-- START Data for this exercise --
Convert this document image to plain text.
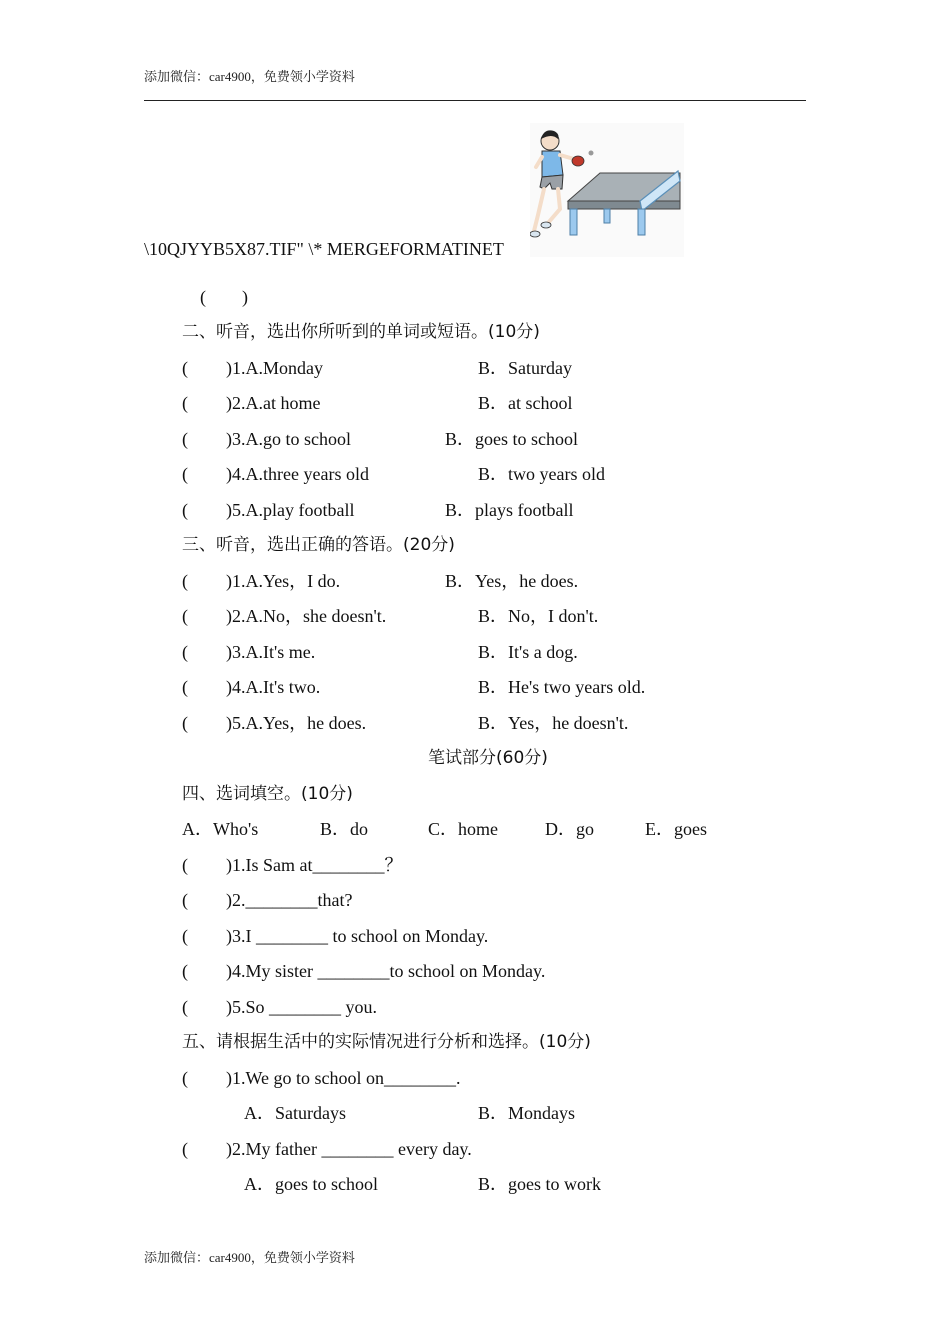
添加微信：car4900，免费领小学资料
\10QJYYB5X87.TIF" \* MERGEFORMATINET
(　　)
二、听音，选出你所听到的单词或短语。(10分)
( )1.A.Monday	B．Saturday
( )2.A.at home	B．at school
( )3.A.go to school	B．goes to school
( )4.A.three years old	B．two years old
( )5.A.play football	B．plays football
三、听音，选出正确的答语。(20分)
( )1.A.Yes，I do.	B．Yes，he does.
( )2.A.No，she doesn't.	B．No，I don't.
( )3.A.It's me.	B．It's a dog.
( )4.A.It's two.	B．He's two years old.
( )5.A.Yes，he does.	B．Yes，he doesn't.
笔试部分(60分)
四、选词填空。(10分)
A．Who's	B．do	C．home	D．go	E．goes
( )1.Is Sam at________？
( )2.________that?
( )3.I ________ to school on Monday.
( )4.My sister ________to school on Monday.
( )5.So ________ you.
五、请根据生活中的实际情况进行分析和选择。(10分)
( )1.We go to school on________.
A．Saturdays	B．Mondays
( )2.My father ________ every day.
A．goes to school	B．goes to work
添加微信：car4900，免费领小学资料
-- END Data for this exercise --
- [Description of the task] Reproduce every entry word for word, but omit the pictures.

- [Result below]
Convert this document image to plain text.
添加微信：car4900，免费领小学资料
\10QJYYB5X87.TIF" \* MERGEFORMATINET
(　　)
二、听音，选出你所听到的单词或短语。(10分)
( )1.A.Monday	B．Saturday
( )2.A.at home	B．at school
( )3.A.go to school	B．goes to school
( )4.A.three years old	B．two years old
( )5.A.play football	B．plays football
三、听音，选出正确的答语。(20分)
( )1.A.Yes，I do.	B．Yes，he does.
( )2.A.No，she doesn't.	B．No，I don't.
( )3.A.It's me.	B．It's a dog.
( )4.A.It's two.	B．He's two years old.
( )5.A.Yes，he does.	B．Yes，he doesn't.
笔试部分(60分)
四、选词填空。(10分)
A．Who's	B．do	C．home	D．go	E．goes
( )1.Is Sam at________？
( )2.________that?
( )3.I ________ to school on Monday.
( )4.My sister ________to school on Monday.
( )5.So ________ you.
五、请根据生活中的实际情况进行分析和选择。(10分)
( )1.We go to school on________.
A．Saturdays	B．Mondays
( )2.My father ________ every day.
A．goes to school	B．goes to work
添加微信：car4900，免费领小学资料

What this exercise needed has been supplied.